## WHAT NEEDS TO BE DONE
Reproduce the PySpark salary walkthrough starting at "Task 2: Calculate" and ending at "avg_salary.show()", substituting "Compute" for "Calculate".

Task 1: Filter Employees by Salary

In [5]:
filtered_employees = employee_df.filter(col('Salary') > 60000)
filtered_employees.show()


+----------+------------+----------+------+
|EmployeeID|EmployeeName|Department|Salary|
+----------+------------+----------+------+
|         1|       Arjun|        IT| 75000|
|         2|       Vijay|   Finance| 85000|
|         3|     Shalini|        IT| 90000|
+----------+------------+----------+------+



Task 2: Calculate the Average Salary by Department

In [7]:
from pyspark.sql.functions import avg

avg_salary = employee_df.groupBy('department').agg(avg('Salary').alias('Avg_Salary'))
avg_salary.show()


+----------+-----------------+
|department|       Avg_Salary|
+----------+-----------------+
|   Finance|          72500.0|
|        IT|73333.33333333333|
|        HR|          50000.0|
+----------+-----------------+



Sort Employees by Salary

In [8]:

sorted_employees = employee_df.orderBy(col('Salary').desc())

sorted_employees.show()


+----------+------------+----------+------+
|EmployeeID|EmployeeName|Department|Salary|
+----------+------------+----------+------+
|         3|     Shalini|        IT| 90000|
|         2|       Vijay|   Finance| 85000|
|         1|       Arjun|        IT| 75000|
|         5|       Rahul|   Finance| 60000|
|         6|        Amit|        IT| 55000|
|         4|       Sneha|        HR| 50000|
+----------+------------+----------+------+



 Add a Bonus Column

In [9]:
employee_with_bonus = employee_df.withColumn('Bonus', col('Salary') * 0.10)
employee_with_bonus.show()

+----------+------------+----------+------+------+
|EmployeeID|EmployeeName|Department|Salary| Bonus|
+----------+------------+----------+------+------+
|         1|       Arjun|        IT| 75000|7500.0|
|         2|       Vijay|   Finance| 85000|8500.0|
|         3|     Shalini|        IT| 90000|9000.0|
|         4|       Sneha|        HR| 50000|5000.0|
|         5|       Rahul|   Finance| 60000|6000.0|
|         6|        Amit|        IT| 55000|5500.0|
+----------+------------+----------+------+------+

## PROVIDED INFORMATION

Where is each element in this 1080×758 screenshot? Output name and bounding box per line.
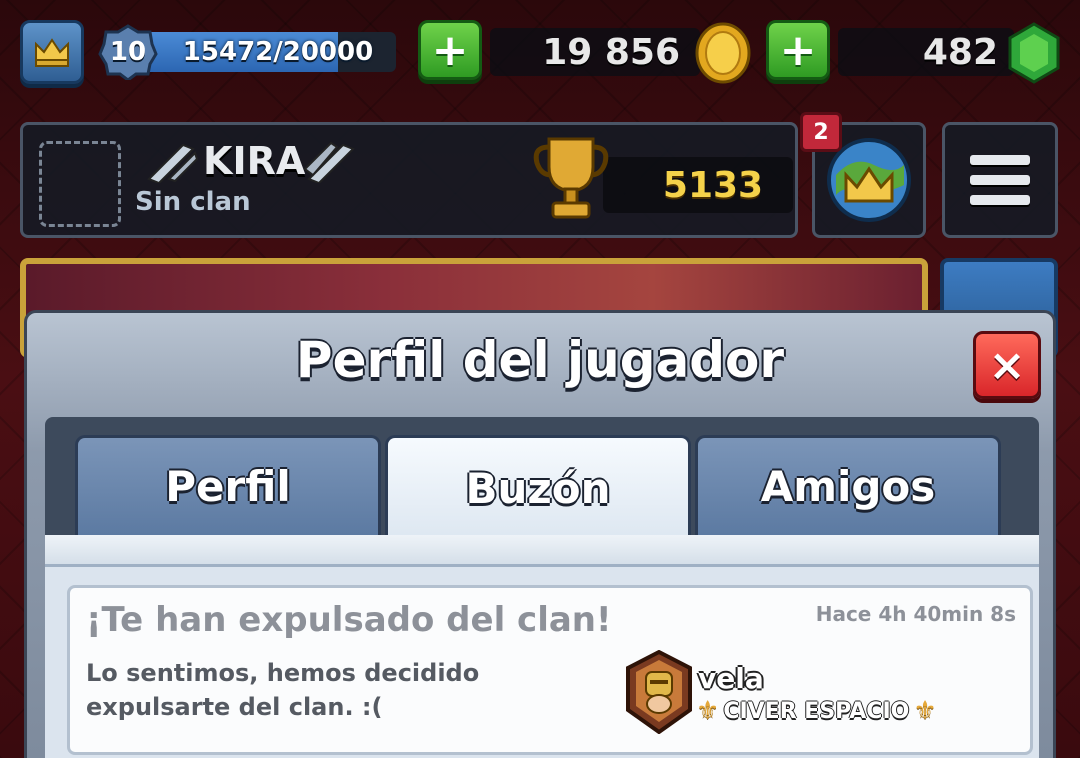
modal-title: Perfil del jugador [295, 331, 785, 389]
tab-area: Perfil Buzón Amigos ¡Te han expulsado de… [45, 417, 1039, 758]
crown-icon [35, 38, 69, 67]
buy-gold-plus-button[interactable]: + [766, 20, 830, 80]
menu-icon-bar [970, 155, 1030, 165]
gold-coin-icon [694, 22, 752, 88]
menu-icon-bar [970, 195, 1030, 205]
fleur-de-lis-icon: ⚜ [913, 696, 937, 726]
tab-label: Perfil [165, 462, 291, 511]
trophy-icon [533, 137, 609, 219]
gold-counter: 19 856 [490, 28, 700, 76]
main-menu-button[interactable] [942, 122, 1058, 238]
sender-knight-badge-icon [626, 650, 692, 734]
menu-icon-bar [970, 175, 1030, 185]
tab-strip [45, 535, 1039, 567]
trophy-count: 5133 [662, 164, 764, 206]
tab-label: Buzón [465, 464, 611, 513]
tab-profile[interactable]: Perfil [75, 435, 381, 535]
sender-clan-name: CIVER ESPACIO [723, 698, 910, 724]
trophy-counter: 5133 [603, 157, 793, 213]
tab-label: Amigos [760, 462, 936, 511]
level-number: 10 [109, 37, 147, 67]
close-button[interactable]: × [973, 331, 1041, 399]
fleur-de-lis-icon: ⚜ [696, 696, 720, 726]
experience-bar[interactable]: 15472/20000 10 [98, 24, 398, 82]
message-time: Hace 4h 40min 8s [815, 602, 1016, 626]
level-badge: 10 [98, 24, 158, 82]
sender-clan: ⚜ CIVER ESPACIO ⚜ [696, 696, 937, 726]
clan-badge-empty [39, 141, 121, 227]
player-name: KIRA [203, 139, 306, 183]
xp-text: 15472/20000 [182, 37, 374, 67]
tab-inbox[interactable]: Buzón [385, 435, 691, 539]
inbox-message[interactable]: ¡Te han expulsado del clan! Hace 4h 40mi… [67, 585, 1033, 755]
gem-counter: 482 [838, 28, 1014, 76]
tab-friends[interactable]: Amigos [695, 435, 1001, 535]
inbox-content: ¡Te han expulsado del clan! Hace 4h 40mi… [45, 535, 1039, 758]
message-title: ¡Te han expulsado del clan! [86, 600, 612, 640]
king-tower-button[interactable] [20, 20, 84, 84]
sender-name: vela [698, 662, 764, 695]
right-wing-icon [303, 141, 355, 183]
player-profile-card[interactable]: KIRA Sin clan 5133 [20, 122, 798, 238]
plus-icon: + [431, 24, 469, 76]
close-icon: × [988, 339, 1026, 391]
message-body: Lo sentimos, hemos decidido expulsarte d… [86, 659, 480, 721]
gold-amount: 19 856 [542, 31, 680, 73]
xp-track: 15472/20000 [140, 32, 396, 72]
plus-icon: + [779, 24, 817, 76]
clan-status: Sin clan [135, 187, 251, 217]
notification-badge: 2 [800, 112, 842, 152]
gem-amount: 482 [922, 31, 998, 73]
buy-xp-plus-button[interactable]: + [418, 20, 482, 80]
player-profile-modal: Perfil del jugador × Perfil Buzón Amigos… [24, 310, 1056, 758]
left-wing-icon [147, 143, 199, 183]
top-bar: 15472/20000 10 + 19 856 + 482 [0, 0, 1080, 100]
gem-icon [1006, 22, 1062, 88]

## COMPLETED EXERCISE
Task 2: Compute the Average Salary by Department

In [7]:
from pyspark.sql.functions import avg

avg_salary = employee_df.groupBy('department').agg(avg('Salary').alias('Avg_Salary'))
avg_salary.show()